───── MATERIAL PROVIDED ─────
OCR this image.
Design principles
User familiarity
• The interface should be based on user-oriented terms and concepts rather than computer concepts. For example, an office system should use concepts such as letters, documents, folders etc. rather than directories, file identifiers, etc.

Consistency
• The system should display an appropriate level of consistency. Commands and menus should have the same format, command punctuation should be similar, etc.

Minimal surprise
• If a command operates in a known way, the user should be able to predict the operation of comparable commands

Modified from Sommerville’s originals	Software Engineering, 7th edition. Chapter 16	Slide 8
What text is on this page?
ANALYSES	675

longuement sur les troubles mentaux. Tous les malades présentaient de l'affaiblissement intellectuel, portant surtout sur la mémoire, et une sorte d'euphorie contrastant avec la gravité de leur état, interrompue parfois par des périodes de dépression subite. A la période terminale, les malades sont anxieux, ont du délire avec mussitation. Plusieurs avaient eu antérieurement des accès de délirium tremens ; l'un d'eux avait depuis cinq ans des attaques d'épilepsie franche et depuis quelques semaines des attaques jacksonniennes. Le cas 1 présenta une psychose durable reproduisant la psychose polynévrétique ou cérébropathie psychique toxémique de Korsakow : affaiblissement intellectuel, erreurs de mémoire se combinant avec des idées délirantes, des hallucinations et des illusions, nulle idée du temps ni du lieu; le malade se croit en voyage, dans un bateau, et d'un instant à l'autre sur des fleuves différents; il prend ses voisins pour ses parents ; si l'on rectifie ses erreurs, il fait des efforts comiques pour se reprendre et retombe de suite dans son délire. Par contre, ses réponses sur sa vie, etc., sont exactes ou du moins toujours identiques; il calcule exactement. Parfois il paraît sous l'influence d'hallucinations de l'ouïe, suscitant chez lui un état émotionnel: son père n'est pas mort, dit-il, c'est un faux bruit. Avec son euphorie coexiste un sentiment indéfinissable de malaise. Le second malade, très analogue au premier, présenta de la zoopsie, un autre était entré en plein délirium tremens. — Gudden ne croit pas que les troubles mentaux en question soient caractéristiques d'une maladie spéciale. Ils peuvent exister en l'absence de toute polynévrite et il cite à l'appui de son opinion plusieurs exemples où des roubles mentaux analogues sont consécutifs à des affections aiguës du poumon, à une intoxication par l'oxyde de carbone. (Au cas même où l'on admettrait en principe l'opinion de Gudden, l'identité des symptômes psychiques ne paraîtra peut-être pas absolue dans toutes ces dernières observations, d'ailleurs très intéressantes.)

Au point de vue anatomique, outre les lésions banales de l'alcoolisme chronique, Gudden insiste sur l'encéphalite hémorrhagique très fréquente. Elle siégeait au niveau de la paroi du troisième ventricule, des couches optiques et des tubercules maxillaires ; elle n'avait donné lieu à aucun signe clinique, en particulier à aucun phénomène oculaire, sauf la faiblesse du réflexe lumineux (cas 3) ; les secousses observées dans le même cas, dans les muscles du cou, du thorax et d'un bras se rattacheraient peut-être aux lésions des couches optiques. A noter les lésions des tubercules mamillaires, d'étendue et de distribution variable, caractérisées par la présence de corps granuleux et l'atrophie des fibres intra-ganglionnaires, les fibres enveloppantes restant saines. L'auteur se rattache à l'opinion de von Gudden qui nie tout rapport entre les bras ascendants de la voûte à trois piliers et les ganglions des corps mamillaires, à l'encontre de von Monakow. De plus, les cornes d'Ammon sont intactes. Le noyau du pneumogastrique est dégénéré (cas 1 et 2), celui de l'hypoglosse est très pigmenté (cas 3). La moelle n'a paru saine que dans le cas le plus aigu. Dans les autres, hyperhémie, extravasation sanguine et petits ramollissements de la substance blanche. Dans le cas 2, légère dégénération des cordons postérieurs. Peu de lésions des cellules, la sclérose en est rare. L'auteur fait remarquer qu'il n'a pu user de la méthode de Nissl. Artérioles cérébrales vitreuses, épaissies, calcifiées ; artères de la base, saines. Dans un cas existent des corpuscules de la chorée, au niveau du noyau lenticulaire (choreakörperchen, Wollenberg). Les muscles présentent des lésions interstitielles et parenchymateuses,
─────
#### OBJECTIVE
Of the lines in the listing above, how many hold the string "system"? Reply with the number only.

#### WORKED SOLUTION
2